**Stated task**
Present the lines from the first one through the line holding "panel-1-colorbar-tick-label: 48 —", inclusive, as a Markdown table with the columns Row and Line, leaving out any blank lines.

**Stored records**
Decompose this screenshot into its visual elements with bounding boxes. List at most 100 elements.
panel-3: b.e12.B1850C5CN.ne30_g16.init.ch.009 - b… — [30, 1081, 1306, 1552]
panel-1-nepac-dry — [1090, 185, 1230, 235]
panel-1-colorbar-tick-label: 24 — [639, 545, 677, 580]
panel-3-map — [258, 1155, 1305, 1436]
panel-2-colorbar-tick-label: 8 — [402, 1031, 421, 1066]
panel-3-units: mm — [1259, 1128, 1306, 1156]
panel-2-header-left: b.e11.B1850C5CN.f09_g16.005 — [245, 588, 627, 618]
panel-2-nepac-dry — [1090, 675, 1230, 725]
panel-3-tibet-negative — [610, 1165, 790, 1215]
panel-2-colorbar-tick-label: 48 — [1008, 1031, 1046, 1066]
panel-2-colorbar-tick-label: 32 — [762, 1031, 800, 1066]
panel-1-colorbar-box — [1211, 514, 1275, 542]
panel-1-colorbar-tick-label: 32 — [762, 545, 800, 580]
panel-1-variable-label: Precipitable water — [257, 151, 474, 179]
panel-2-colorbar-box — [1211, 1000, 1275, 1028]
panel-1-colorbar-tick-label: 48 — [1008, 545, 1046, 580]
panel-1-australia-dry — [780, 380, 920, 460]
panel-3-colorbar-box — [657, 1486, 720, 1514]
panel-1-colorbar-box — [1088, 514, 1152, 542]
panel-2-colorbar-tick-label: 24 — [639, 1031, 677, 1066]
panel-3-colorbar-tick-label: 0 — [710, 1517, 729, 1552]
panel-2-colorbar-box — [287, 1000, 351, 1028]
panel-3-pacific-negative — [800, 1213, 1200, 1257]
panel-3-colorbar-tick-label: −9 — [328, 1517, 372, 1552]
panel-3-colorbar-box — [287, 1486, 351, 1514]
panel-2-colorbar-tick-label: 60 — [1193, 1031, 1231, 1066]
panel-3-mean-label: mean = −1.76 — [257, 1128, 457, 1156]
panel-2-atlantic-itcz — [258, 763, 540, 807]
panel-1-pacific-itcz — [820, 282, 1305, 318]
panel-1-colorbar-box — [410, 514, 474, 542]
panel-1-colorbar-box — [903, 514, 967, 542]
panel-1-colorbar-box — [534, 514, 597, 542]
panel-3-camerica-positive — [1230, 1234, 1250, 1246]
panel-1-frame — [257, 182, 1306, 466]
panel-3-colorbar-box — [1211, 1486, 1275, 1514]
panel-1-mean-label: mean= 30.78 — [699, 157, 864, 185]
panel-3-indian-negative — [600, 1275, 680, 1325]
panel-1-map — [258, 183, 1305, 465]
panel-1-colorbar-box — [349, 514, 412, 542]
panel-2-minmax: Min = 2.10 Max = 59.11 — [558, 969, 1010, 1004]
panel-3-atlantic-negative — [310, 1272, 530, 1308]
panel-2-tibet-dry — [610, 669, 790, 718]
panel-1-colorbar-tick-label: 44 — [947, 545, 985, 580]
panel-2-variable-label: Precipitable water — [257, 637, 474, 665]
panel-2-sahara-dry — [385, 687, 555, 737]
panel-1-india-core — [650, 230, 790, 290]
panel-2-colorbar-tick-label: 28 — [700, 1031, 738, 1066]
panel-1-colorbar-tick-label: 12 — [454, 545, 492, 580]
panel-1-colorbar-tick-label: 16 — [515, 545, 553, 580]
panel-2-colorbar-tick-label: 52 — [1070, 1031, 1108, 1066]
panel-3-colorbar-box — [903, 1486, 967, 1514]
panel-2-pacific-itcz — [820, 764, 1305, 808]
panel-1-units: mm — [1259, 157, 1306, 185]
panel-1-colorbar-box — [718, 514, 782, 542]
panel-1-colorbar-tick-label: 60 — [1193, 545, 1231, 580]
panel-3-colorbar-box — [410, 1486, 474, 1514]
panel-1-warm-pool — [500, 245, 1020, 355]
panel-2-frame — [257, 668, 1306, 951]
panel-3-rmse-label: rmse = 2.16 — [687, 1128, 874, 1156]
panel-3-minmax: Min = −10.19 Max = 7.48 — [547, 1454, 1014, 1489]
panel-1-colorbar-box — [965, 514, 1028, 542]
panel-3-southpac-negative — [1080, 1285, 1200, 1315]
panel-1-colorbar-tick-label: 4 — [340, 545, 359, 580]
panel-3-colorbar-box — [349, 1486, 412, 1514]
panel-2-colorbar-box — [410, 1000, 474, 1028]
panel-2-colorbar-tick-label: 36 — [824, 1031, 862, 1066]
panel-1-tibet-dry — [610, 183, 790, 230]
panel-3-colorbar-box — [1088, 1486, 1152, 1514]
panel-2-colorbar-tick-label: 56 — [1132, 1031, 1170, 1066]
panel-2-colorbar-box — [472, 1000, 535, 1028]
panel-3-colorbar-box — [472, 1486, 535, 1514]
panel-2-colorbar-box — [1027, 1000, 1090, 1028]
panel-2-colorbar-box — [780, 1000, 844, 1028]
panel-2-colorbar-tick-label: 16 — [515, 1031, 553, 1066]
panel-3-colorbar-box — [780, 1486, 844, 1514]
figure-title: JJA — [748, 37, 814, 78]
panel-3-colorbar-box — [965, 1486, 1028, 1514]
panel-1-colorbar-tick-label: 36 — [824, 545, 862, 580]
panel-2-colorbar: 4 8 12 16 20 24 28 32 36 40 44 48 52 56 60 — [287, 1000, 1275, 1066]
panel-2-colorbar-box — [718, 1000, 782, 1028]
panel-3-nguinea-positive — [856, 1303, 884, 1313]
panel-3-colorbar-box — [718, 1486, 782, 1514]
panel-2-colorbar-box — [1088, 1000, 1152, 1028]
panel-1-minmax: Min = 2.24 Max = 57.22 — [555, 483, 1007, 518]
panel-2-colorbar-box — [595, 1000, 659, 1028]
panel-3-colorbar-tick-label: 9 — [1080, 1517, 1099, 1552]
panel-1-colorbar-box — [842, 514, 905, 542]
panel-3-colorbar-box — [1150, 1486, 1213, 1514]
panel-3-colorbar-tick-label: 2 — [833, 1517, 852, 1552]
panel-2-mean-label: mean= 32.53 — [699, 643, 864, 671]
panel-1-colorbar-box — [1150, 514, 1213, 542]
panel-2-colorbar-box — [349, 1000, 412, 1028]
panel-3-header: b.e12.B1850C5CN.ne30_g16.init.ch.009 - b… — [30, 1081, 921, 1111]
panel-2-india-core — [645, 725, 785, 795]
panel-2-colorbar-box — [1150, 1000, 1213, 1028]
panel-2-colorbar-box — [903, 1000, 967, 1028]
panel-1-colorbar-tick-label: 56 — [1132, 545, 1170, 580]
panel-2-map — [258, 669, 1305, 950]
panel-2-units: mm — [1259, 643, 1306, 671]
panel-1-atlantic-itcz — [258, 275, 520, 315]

**Problem solution**
| Row | Line |
|---|---|
| 1 | Decompose this screenshot into its visual elements with bounding boxes. List at most 100 elements. |
| 2 | panel-3: b.e12.B1850C5CN.ne30_g16.init.ch.009 - b… — [30, 1081, 1306, 1552] |
| 3 | panel-1-nepac-dry — [1090, 185, 1230, 235] |
| 4 | panel-1-colorbar-tick-label: 24 — [639, 545, 677, 580] |
| 5 | panel-3-map — [258, 1155, 1305, 1436] |
| 6 | panel-2-colorbar-tick-label: 8 — [402, 1031, 421, 1066] |
| 7 | panel-3-units: mm — [1259, 1128, 1306, 1156] |
| 8 | panel-2-header-left: b.e11.B1850C5CN.f09_g16.005 — [245, 588, 627, 618] |
| 9 | panel-2-nepac-dry — [1090, 675, 1230, 725] |
| 10 | panel-3-tibet-negative — [610, 1165, 790, 1215] |
| 11 | panel-2-colorbar-tick-label: 48 — [1008, 1031, 1046, 1066] |
| 12 | panel-2-colorbar-tick-label: 32 — [762, 1031, 800, 1066] |
| 13 | panel-1-colorbar-box — [1211, 514, 1275, 542] |
| 14 | panel-1-colorbar-tick-label: 32 — [762, 545, 800, 580] |
| 15 | panel-1-variable-label: Precipitable water — [257, 151, 474, 179] |
| 16 | panel-2-colorbar-box — [1211, 1000, 1275, 1028] |
| 17 | panel-1-colorbar-tick-label: 48 — [1008, 545, 1046, 580] |